Exercise prompt: In the material below, identify each line bearing the word "Fraction". Reproduce those lines.
++++++++++++++++++++
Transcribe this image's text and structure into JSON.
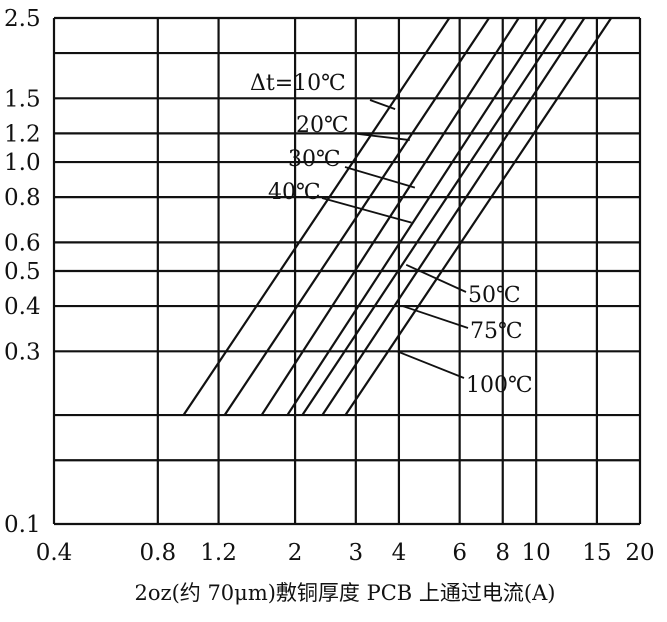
{
  "chart_data": {
    "type": "line",
    "title": "",
    "xlabel": "2oz(约 70μm)敷铜厚度 PCB 上通过电流(A)",
    "ylabel": "",
    "xscale": "log",
    "yscale": "log",
    "xlim": [
      0.4,
      20
    ],
    "ylim": [
      0.1,
      2.5
    ],
    "grid": true,
    "x_ticks": [
      0.4,
      0.8,
      1.2,
      2,
      3,
      4,
      6,
      8,
      10,
      15,
      20
    ],
    "x_tick_labels": [
      "0.4",
      "0.8",
      "1.2",
      "2",
      "3",
      "4",
      "6",
      "8",
      "10",
      "15",
      "20"
    ],
    "y_ticks": [
      0.1,
      0.15,
      0.2,
      0.3,
      0.4,
      0.5,
      0.6,
      0.8,
      1.0,
      1.2,
      1.5,
      2.0,
      2.5
    ],
    "y_tick_labels": [
      "0.1",
      "",
      "",
      "0.3",
      "0.4",
      "0.5",
      "0.6",
      "0.8",
      "1.0",
      "1.2",
      "1.5",
      "",
      "2.5"
    ],
    "series": [
      {
        "name": "Δt=10℃",
        "x": [
          0.95,
          5.6
        ],
        "y": [
          0.2,
          2.5
        ]
      },
      {
        "name": "20℃",
        "x": [
          1.25,
          7.3
        ],
        "y": [
          0.2,
          2.5
        ]
      },
      {
        "name": "30℃",
        "x": [
          1.6,
          8.9
        ],
        "y": [
          0.2,
          2.5
        ]
      },
      {
        "name": "40℃",
        "x": [
          1.9,
          10.7
        ],
        "y": [
          0.2,
          2.5
        ]
      },
      {
        "name": "50℃",
        "x": [
          2.1,
          12.2
        ],
        "y": [
          0.2,
          2.5
        ]
      },
      {
        "name": "75℃",
        "x": [
          2.4,
          13.8
        ],
        "y": [
          0.2,
          2.5
        ]
      },
      {
        "name": "100℃",
        "x": [
          2.8,
          16.5
        ],
        "y": [
          0.2,
          2.5
        ]
      }
    ],
    "annotations": [
      {
        "text": "Δt=10℃",
        "series": 0,
        "point": [
          3.9,
          1.4
        ]
      },
      {
        "text": "20℃",
        "series": 1,
        "point": [
          4.3,
          1.15
        ]
      },
      {
        "text": "30℃",
        "series": 2,
        "point": [
          4.45,
          0.85
        ]
      },
      {
        "text": "40℃",
        "series": 3,
        "point": [
          4.35,
          0.68
        ]
      },
      {
        "text": "50℃",
        "series": 4,
        "point": [
          4.2,
          0.52
        ]
      },
      {
        "text": "75℃",
        "series": 5,
        "point": [
          4.1,
          0.4
        ]
      },
      {
        "text": "100℃",
        "series": 6,
        "point": [
          3.95,
          0.3
        ]
      }
    ]
  }
}
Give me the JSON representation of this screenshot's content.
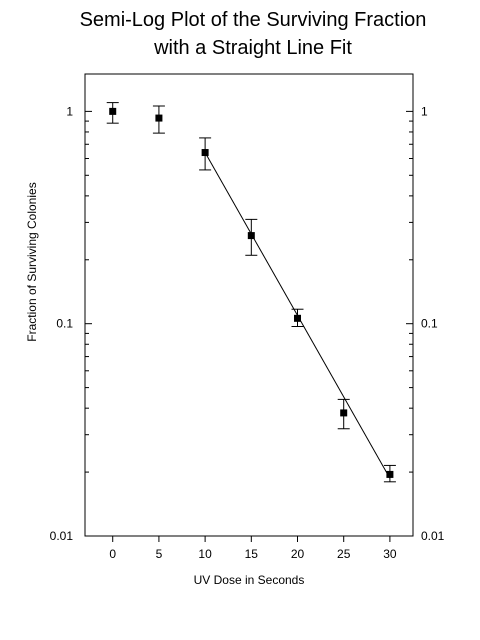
{
  "chart_data": {
    "type": "scatter",
    "title_lines": [
      "Semi-Log Plot of the Surviving Fraction",
      "with a Straight Line Fit"
    ],
    "xlabel": "UV Dose in Seconds",
    "ylabel": "Fraction of Surviving Colonies",
    "xlim": [
      -3,
      32.5
    ],
    "ylim": [
      0.01,
      1.5
    ],
    "yscale": "log",
    "x_ticks": [
      0,
      5,
      10,
      15,
      20,
      25,
      30
    ],
    "x_tick_labels": [
      "0",
      "5",
      "10",
      "15",
      "20",
      "25",
      "30"
    ],
    "y_ticks": [
      1,
      0.1,
      0.01
    ],
    "y_tick_labels": [
      "1",
      "0.1",
      "0.01"
    ],
    "right_y_tick_labels": [
      "1",
      "0.1",
      "0.01"
    ],
    "grid": false,
    "series": [
      {
        "marker": "square",
        "points": [
          {
            "x": 0,
            "y": 1.0,
            "err_low": 0.88,
            "err_high": 1.1
          },
          {
            "x": 5,
            "y": 0.93,
            "err_low": 0.79,
            "err_high": 1.06
          },
          {
            "x": 10,
            "y": 0.64,
            "err_low": 0.53,
            "err_high": 0.75
          },
          {
            "x": 15,
            "y": 0.26,
            "err_low": 0.21,
            "err_high": 0.31
          },
          {
            "x": 20,
            "y": 0.106,
            "err_low": 0.097,
            "err_high": 0.117
          },
          {
            "x": 25,
            "y": 0.038,
            "err_low": 0.032,
            "err_high": 0.044
          },
          {
            "x": 30,
            "y": 0.0195,
            "err_low": 0.018,
            "err_high": 0.0215
          }
        ]
      }
    ],
    "fit_line": {
      "x": [
        10,
        30
      ],
      "y": [
        0.64,
        0.0187
      ]
    }
  }
}
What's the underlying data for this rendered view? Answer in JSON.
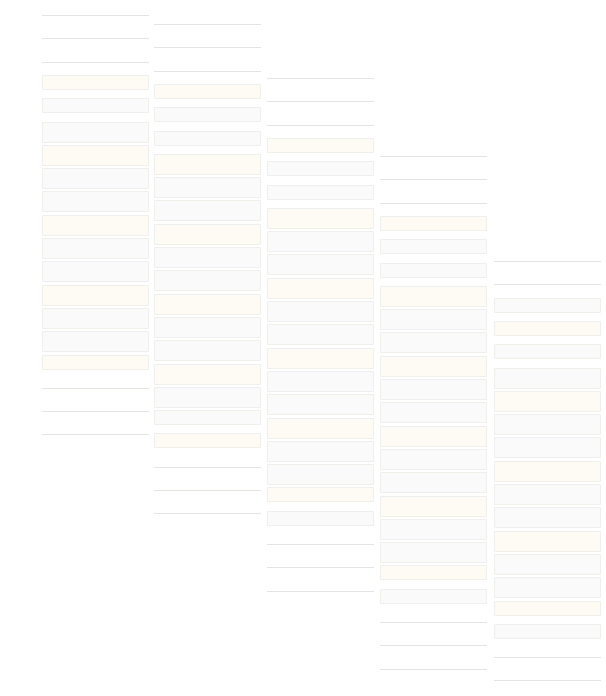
{
  "colors": {
    "background": "#ffffff",
    "bar_fill_warm": "#fdfbf4",
    "bar_fill_cool": "#fafafa",
    "bar_border": "#efefec",
    "line": "#e4e4e2"
  }
}
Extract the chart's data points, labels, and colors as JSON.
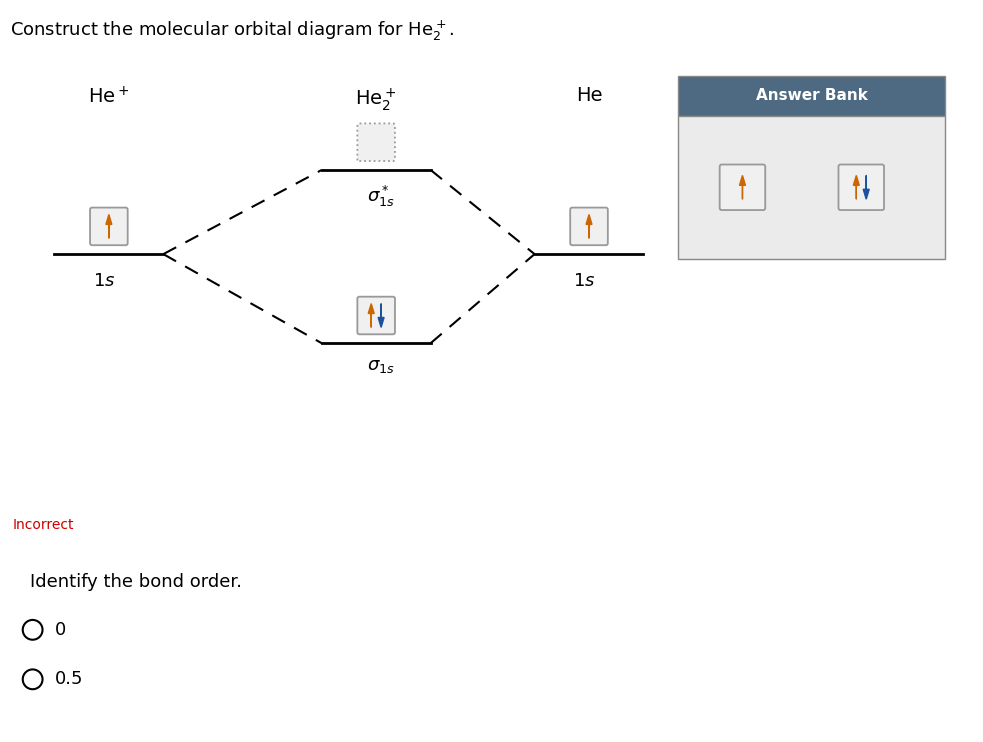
{
  "bg_color": "#ffffff",
  "border_color": "#cc0000",
  "incorrect_color": "#cc0000",
  "incorrect_text": "Incorrect",
  "bond_order_text": "Identify the bond order.",
  "radio_options": [
    "0",
    "0.5"
  ],
  "he_plus_label": "He",
  "he_plus_sup": "+",
  "he2_plus_label": "He",
  "he2_plus_sub": "2",
  "he2_plus_sup": "+",
  "he_label": "He",
  "answer_bank_title": "Answer Bank",
  "answer_bank_bg": "#4d6a82",
  "answer_bank_body_bg": "#ebebeb",
  "arrow_up_color": "#cc6600",
  "arrow_down_color": "#1a52a0",
  "box_bg": "#f0f0f0",
  "box_border": "#aaaaaa"
}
++++++++++++++++++++
Task output:
      "Semi-Log Plot of the Surviving Fraction",
    "ylabel": "Fraction of Surviving Colonies",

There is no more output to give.